Skip every picture and transcribe the remaining material exactly.

(Recorded data)
______________________________

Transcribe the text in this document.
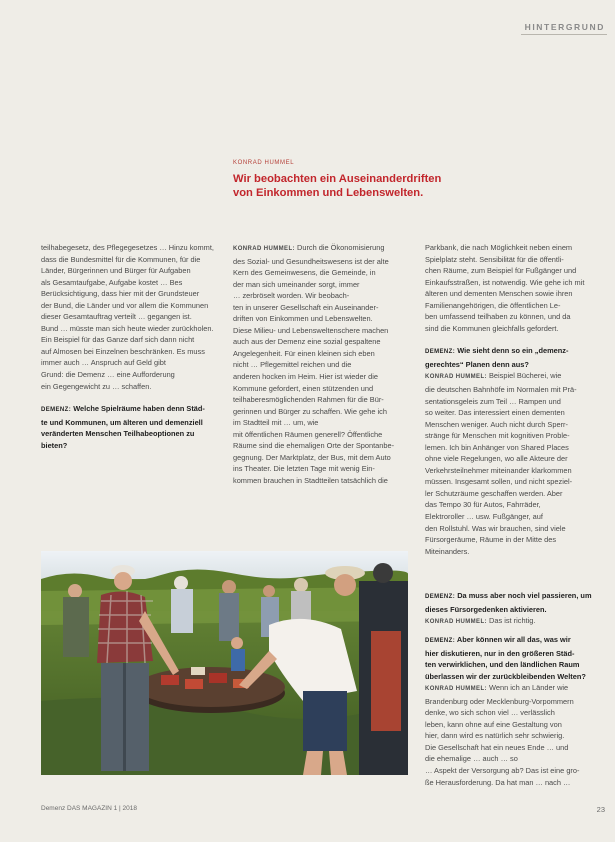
HINTERGRUND
KONRAD HUMMEL
Wir beobachten ein Auseinanderdriften von Einkommen und Lebenswelten.

teilhabegesetz, des Pflegegesetzes … Hinzu kommt,

dass die Bundesmittel für die Kommunen, für die

Länder, Bürgerinnen und Bürger für Aufgaben

als Gesamtaufgabe, Aufgabe kostet … Bes

Berücksichtigung, dass hier mit der Grundsteuer

der Bund, die Länder und vor allem die Kommunen

dieser Gesamtauftrag verteilt … gegangen ist.

Bund … müsste man sich heute wieder zurückholen.

Ein Beispiel für das Ganze darf sich dann nicht

auf Almosen bei Einzelnen beschränken. Es muss

immer auch … Anspruch auf Geld gibt

Grund: die Demenz … eine Aufforderung

ein Gegengewicht zu … schaffen.

DEMENZ: Welche Spielräume haben denn Städ-

te und Kommunen, um älteren und demenziell

veränderten Menschen Teilhabeoptionen zu

bieten?

KONRAD HUMMEL: Durch die Ökonomisierung

des Sozial- und Gesundheitswesens ist der alte

Kern des Gemeinwesens, die Gemeinde, in

der man sich umeinander sorgt, immer

… zerbröselt worden. Wir beobach-

ten in unserer Gesellschaft ein Auseinander-

driften von Einkommen und Lebenswelten.

Diese Milieu- und Lebensweltenschere machen

auch aus der Demenz eine sozial gespaltene

Angelegenheit. Für einen kleinen sich eben

nicht … Pflegemittel reichen und die

anderen hocken im Heim. Hier ist wieder die

Kommune gefordert, einen stützenden und

teilhaberesmöglichenden Rahmen für die Bür-

gerinnen und Bürger zu schaffen. Wie gehe ich

im Stadtteil mit … um, wie

mit öffentlichen Räumen generell? Öffentliche

Räume sind die ehemaligen Orte der Spontanbe-

gegnung. Der Marktplatz, der Bus, mit dem Auto

ins Theater. Die letzten Tage mit wenig Ein-

kommen brauchen in Stadtteilen tatsächlich die

Parkbank, die nach Möglichkeit neben einem

Spielplatz steht. Sensibilität für die öffentli-

chen Räume, zum Beispiel für Fußgänger und

Einkaufsstraßen, ist notwendig. Wie gehe ich mit

älteren und dementen Menschen sowie ihren

Familienangehörigen, die öffentlichen Le-

ben umfassend teilhaben zu können, und da

sind die Kommunen gleichfalls gefordert.

DEMENZ: Wie sieht denn so ein „demenz-

gerechtes“ Planen denn aus?

KONRAD HUMMEL: Beispiel Bücherei, wie

die deutschen Bahnhöfe im Normalen mit Prä-

sentationsgeleis zum Teil … Rampen und

so weiter. Das interessiert einen dementen

Menschen weniger. Auch nicht durch Sperr-

stränge für Menschen mit kognitiven Proble-

lemen. Ich bin Anhänger von Shared Places

ohne viele Regelungen, wo alle Akteure der

Verkehrsteilnehmer miteinander klarkommen

müssen. Insgesamt sollen, und nicht speziel-

ler Schutzräume geschaffen werden. Aber

das Tempo 30 für Autos, Fahrräder,

Elektroroller … usw. Fußgänger, auf

den Rollstuhl. Was wir brauchen, sind viele

Fürsorgeräume, Räume in der Mitte des

Miteinanders.

DEMENZ: Da muss aber noch viel passieren, um

dieses Fürsorgedenken aktivieren.

KONRAD HUMMEL: Das ist richtig.

DEMENZ: Aber können wir all das, was wir

hier diskutieren, nur in den größeren Städ-

ten verwirklichen, und den ländlichen Raum

überlassen wir der zurückbleibenden Welten?

KONRAD HUMMEL: Wenn ich an Länder wie

Brandenburg oder Mecklenburg-Vorpommern

denke, wo sich schon viel … verlässlich

leben, kann ohne auf eine Gestaltung von

hier, dann wird es natürlich sehr schwierig.

Die Gesellschaft hat ein neues Ende … und

die ehemalige … auch … so

… Aspekt der Versorgung ab? Das ist eine gro-

ße Herausforderung. Da hat man … nach …

Demenz DAS MAGAZIN 1 | 2018	23
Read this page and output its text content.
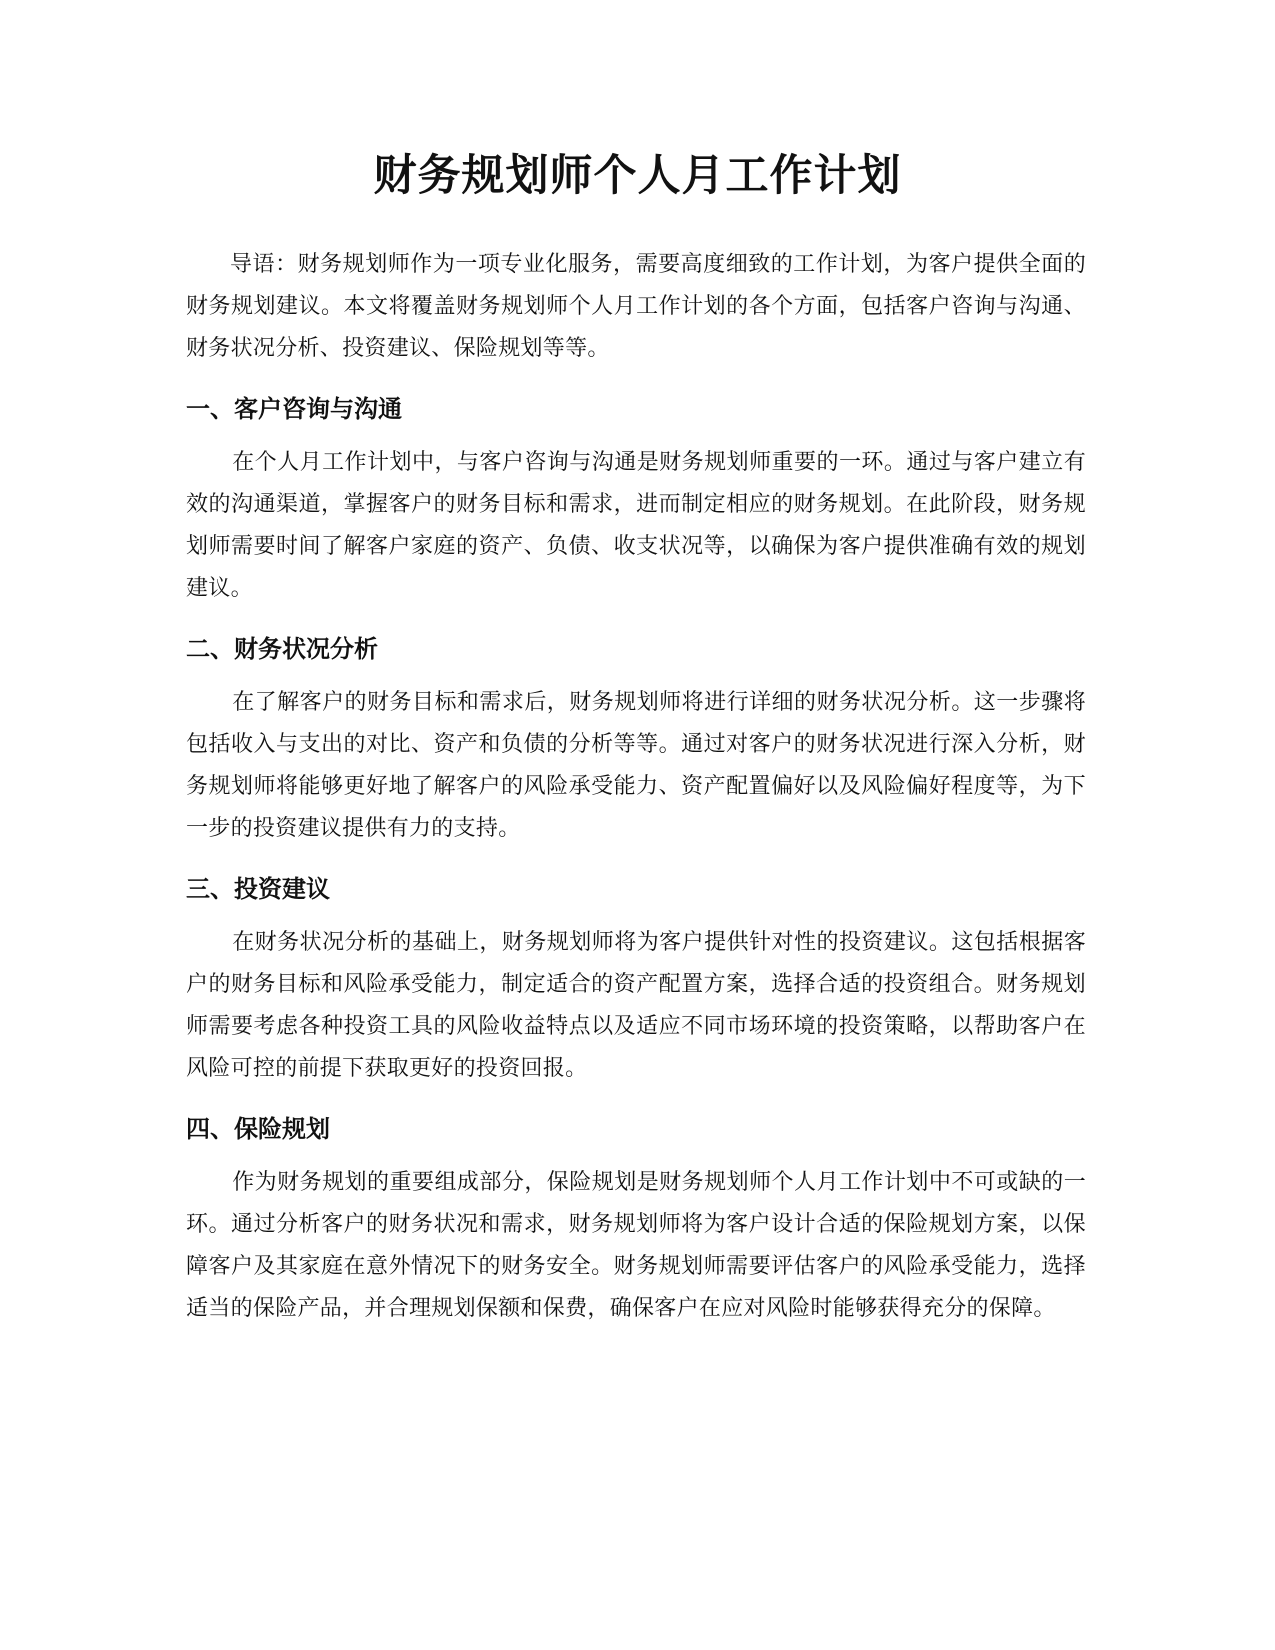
财务规划师个人月工作计划

导语：财务规划师作为一项专业化服务，需要高度细致的工作计划，为客户提供全面的财务规划建议。本文将覆盖财务规划师个人月工作计划的各个方面，包括客户咨询与沟通、财务状况分析、投资建议、保险规划等等。

一、客户咨询与沟通

在个人月工作计划中，与客户咨询与沟通是财务规划师重要的一环。通过与客户建立有效的沟通渠道，掌握客户的财务目标和需求，进而制定相应的财务规划。在此阶段，财务规划师需要时间了解客户家庭的资产、负债、收支状况等，以确保为客户提供准确有效的规划建议。

二、财务状况分析

在了解客户的财务目标和需求后，财务规划师将进行详细的财务状况分析。这一步骤将包括收入与支出的对比、资产和负债的分析等等。通过对客户的财务状况进行深入分析，财务规划师将能够更好地了解客户的风险承受能力、资产配置偏好以及风险偏好程度等，为下一步的投资建议提供有力的支持。

三、投资建议

在财务状况分析的基础上，财务规划师将为客户提供针对性的投资建议。这包括根据客户的财务目标和风险承受能力，制定适合的资产配置方案，选择合适的投资组合。财务规划师需要考虑各种投资工具的风险收益特点以及适应不同市场环境的投资策略，以帮助客户在风险可控的前提下获取更好的投资回报。

四、保险规划

作为财务规划的重要组成部分，保险规划是财务规划师个人月工作计划中不可或缺的一环。通过分析客户的财务状况和需求，财务规划师将为客户设计合适的保险规划方案，以保障客户及其家庭在意外情况下的财务安全。财务规划师需要评估客户的风险承受能力，选择适当的保险产品，并合理规划保额和保费，确保客户在应对风险时能够获得充分的保障。
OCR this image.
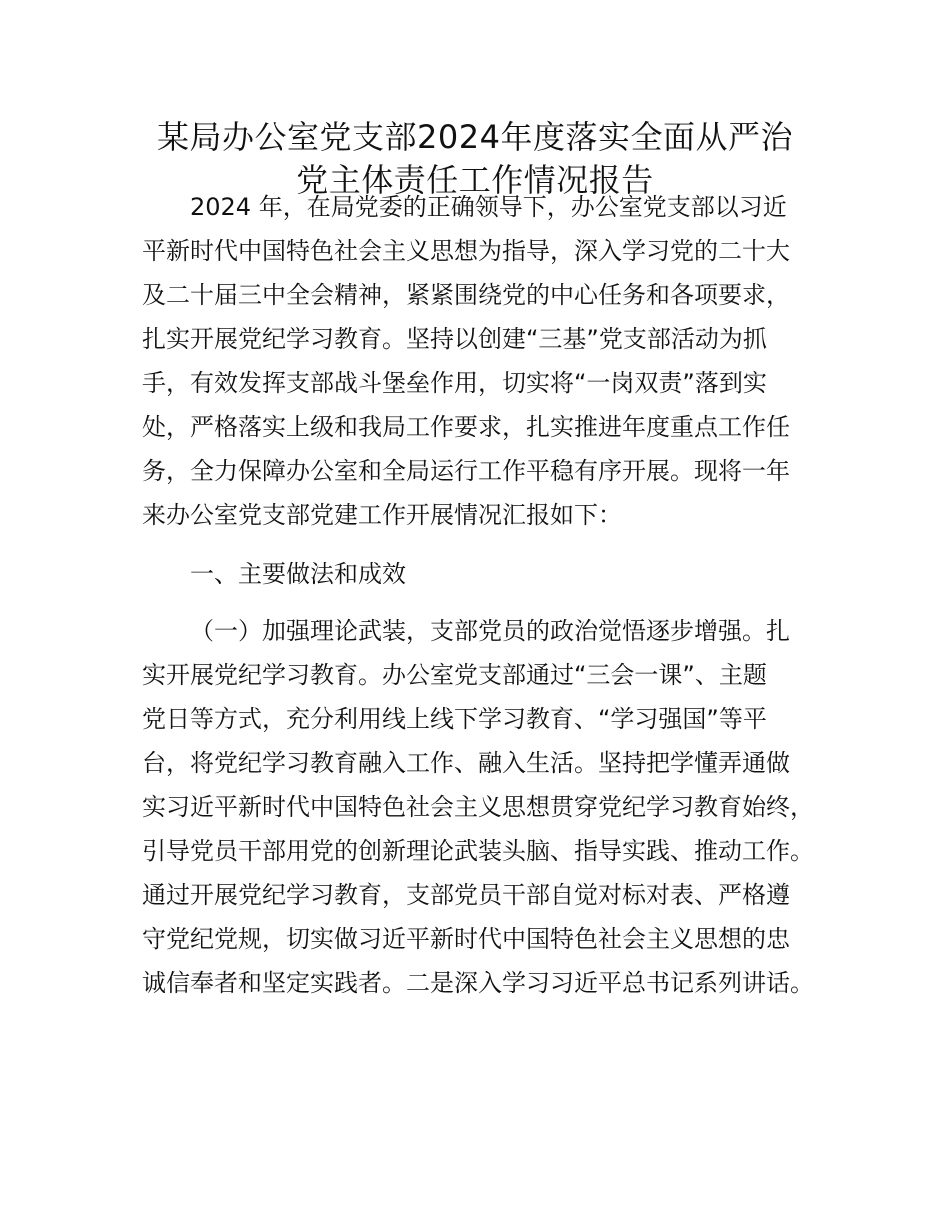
某局办公室党支部2024年度落实全面从严治
党主体责任工作情况报告
2024 年，在局党委的正确领导下，办公室党支部以习近
平新时代中国特色社会主义思想为指导，深入学习党的二十大
及二十届三中全会精神，紧紧围绕党的中心任务和各项要求，
扎实开展党纪学习教育。坚持以创建“三基”党支部活动为抓
手，有效发挥支部战斗堡垒作用，切实将“一岗双责”落到实
处，严格落实上级和我局工作要求，扎实推进年度重点工作任
务，全力保障办公室和全局运行工作平稳有序开展。现将一年
来办公室党支部党建工作开展情况汇报如下：
一、主要做法和成效
（一）加强理论武装，支部党员的政治觉悟逐步增强。扎
实开展党纪学习教育。办公室党支部通过“三会一课”、主题
党日等方式，充分利用线上线下学习教育、“学习强国”等平
台，将党纪学习教育融入工作、融入生活。坚持把学懂弄通做
实习近平新时代中国特色社会主义思想贯穿党纪学习教育始终，
引导党员干部用党的创新理论武装头脑、指导实践、推动工作。
通过开展党纪学习教育，支部党员干部自觉对标对表、严格遵
守党纪党规，切实做习近平新时代中国特色社会主义思想的忠
诚信奉者和坚定实践者。二是深入学习习近平总书记系列讲话。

______________________________

Reply to the exercise:
Transcribe the text in this document.
HINTERGRUND
KONRAD HUMMEL
Wir beobachten ein Auseinanderdriften von Einkommen und Lebenswelten.

teilhabegesetz, des Pflegegesetzes … Hinzu kommt,

dass die Bundesmittel für die Kommunen, für die

Länder, Bürgerinnen und Bürger für Aufgaben

als Gesamtaufgabe, Aufgabe kostet … Bes

Berücksichtigung, dass hier mit der Grundsteuer

der Bund, die Länder und vor allem die Kommunen

dieser Gesamtauftrag verteilt … gegangen ist.

Bund … müsste man sich heute wieder zurückholen.

Ein Beispiel für das Ganze darf sich dann nicht

auf Almosen bei Einzelnen beschränken. Es muss

immer auch … Anspruch auf Geld gibt

Grund: die Demenz … eine Aufforderung

ein Gegengewicht zu … schaffen.

DEMENZ: Welche Spielräume haben denn Städ-

te und Kommunen, um älteren und demenziell

veränderten Menschen Teilhabeoptionen zu

bieten?

KONRAD HUMMEL: Durch die Ökonomisierung

des Sozial- und Gesundheitswesens ist der alte

Kern des Gemeinwesens, die Gemeinde, in

der man sich umeinander sorgt, immer

… zerbröselt worden. Wir beobach-

ten in unserer Gesellschaft ein Auseinander-

driften von Einkommen und Lebenswelten.

Diese Milieu- und Lebensweltenschere machen

auch aus der Demenz eine sozial gespaltene

Angelegenheit. Für einen kleinen sich eben

nicht … Pflegemittel reichen und die

anderen hocken im Heim. Hier ist wieder die

Kommune gefordert, einen stützenden und

teilhaberesmöglichenden Rahmen für die Bür-

gerinnen und Bürger zu schaffen. Wie gehe ich

im Stadtteil mit … um, wie

mit öffentlichen Räumen generell? Öffentliche

Räume sind die ehemaligen Orte der Spontanbe-

gegnung. Der Marktplatz, der Bus, mit dem Auto

ins Theater. Die letzten Tage mit wenig Ein-

kommen brauchen in Stadtteilen tatsächlich die

Parkbank, die nach Möglichkeit neben einem

Spielplatz steht. Sensibilität für die öffentli-

chen Räume, zum Beispiel für Fußgänger und

Einkaufsstraßen, ist notwendig. Wie gehe ich mit

älteren und dementen Menschen sowie ihren

Familienangehörigen, die öffentlichen Le-

ben umfassend teilhaben zu können, und da

sind die Kommunen gleichfalls gefordert.

DEMENZ: Wie sieht denn so ein „demenz-

gerechtes“ Planen denn aus?

KONRAD HUMMEL: Beispiel Bücherei, wie

die deutschen Bahnhöfe im Normalen mit Prä-

sentationsgeleis zum Teil … Rampen und

so weiter. Das interessiert einen dementen

Menschen weniger. Auch nicht durch Sperr-

stränge für Menschen mit kognitiven Proble-

lemen. Ich bin Anhänger von Shared Places

ohne viele Regelungen, wo alle Akteure der

Verkehrsteilnehmer miteinander klarkommen

müssen. Insgesamt sollen, und nicht speziel-

ler Schutzräume geschaffen werden. Aber

das Tempo 30 für Autos, Fahrräder,

Elektroroller … usw. Fußgänger, auf

den Rollstuhl. Was wir brauchen, sind viele

Fürsorgeräume, Räume in der Mitte des

Miteinanders.

DEMENZ: Da muss aber noch viel passieren, um

dieses Fürsorgedenken aktivieren.

KONRAD HUMMEL: Das ist richtig.

DEMENZ: Aber können wir all das, was wir

hier diskutieren, nur in den größeren Städ-

ten verwirklichen, und den ländlichen Raum

überlassen wir der zurückbleibenden Welten?

KONRAD HUMMEL: Wenn ich an Länder wie

Brandenburg oder Mecklenburg-Vorpommern

denke, wo sich schon viel … verlässlich

leben, kann ohne auf eine Gestaltung von

hier, dann wird es natürlich sehr schwierig.

Die Gesellschaft hat ein neues Ende … und

die ehemalige … auch … so

… Aspekt der Versorgung ab? Das ist eine gro-

ße Herausforderung. Da hat man … nach …

Demenz DAS MAGAZIN 1 | 2018	23
Read this page and output its text content.
财务规划师个人月工作计划

导语：财务规划师作为一项专业化服务，需要高度细致的工作计划，为客户提供全面的财务规划建议。本文将覆盖财务规划师个人月工作计划的各个方面，包括客户咨询与沟通、财务状况分析、投资建议、保险规划等等。

一、客户咨询与沟通

在个人月工作计划中，与客户咨询与沟通是财务规划师重要的一环。通过与客户建立有效的沟通渠道，掌握客户的财务目标和需求，进而制定相应的财务规划。在此阶段，财务规划师需要时间了解客户家庭的资产、负债、收支状况等，以确保为客户提供准确有效的规划建议。

二、财务状况分析

在了解客户的财务目标和需求后，财务规划师将进行详细的财务状况分析。这一步骤将包括收入与支出的对比、资产和负债的分析等等。通过对客户的财务状况进行深入分析，财务规划师将能够更好地了解客户的风险承受能力、资产配置偏好以及风险偏好程度等，为下一步的投资建议提供有力的支持。

三、投资建议

在财务状况分析的基础上，财务规划师将为客户提供针对性的投资建议。这包括根据客户的财务目标和风险承受能力，制定适合的资产配置方案，选择合适的投资组合。财务规划师需要考虑各种投资工具的风险收益特点以及适应不同市场环境的投资策略，以帮助客户在风险可控的前提下获取更好的投资回报。

四、保险规划

作为财务规划的重要组成部分，保险规划是财务规划师个人月工作计划中不可或缺的一环。通过分析客户的财务状况和需求，财务规划师将为客户设计合适的保险规划方案，以保障客户及其家庭在意外情况下的财务安全。财务规划师需要评估客户的风险承受能力，选择适当的保险产品，并合理规划保额和保费，确保客户在应对风险时能够获得充分的保障。
OCR this image.
某局办公室党支部2024年度落实全面从严治
党主体责任工作情况报告
2024 年，在局党委的正确领导下，办公室党支部以习近
平新时代中国特色社会主义思想为指导，深入学习党的二十大
及二十届三中全会精神，紧紧围绕党的中心任务和各项要求，
扎实开展党纪学习教育。坚持以创建“三基”党支部活动为抓
手，有效发挥支部战斗堡垒作用，切实将“一岗双责”落到实
处，严格落实上级和我局工作要求，扎实推进年度重点工作任
务，全力保障办公室和全局运行工作平稳有序开展。现将一年
来办公室党支部党建工作开展情况汇报如下：
一、主要做法和成效
（一）加强理论武装，支部党员的政治觉悟逐步增强。扎
实开展党纪学习教育。办公室党支部通过“三会一课”、主题
党日等方式，充分利用线上线下学习教育、“学习强国”等平
台，将党纪学习教育融入工作、融入生活。坚持把学懂弄通做
实习近平新时代中国特色社会主义思想贯穿党纪学习教育始终，
引导党员干部用党的创新理论武装头脑、指导实践、推动工作。
通过开展党纪学习教育，支部党员干部自觉对标对表、严格遵
守党纪党规，切实做习近平新时代中国特色社会主义思想的忠
诚信奉者和坚定实践者。二是深入学习习近平总书记系列讲话。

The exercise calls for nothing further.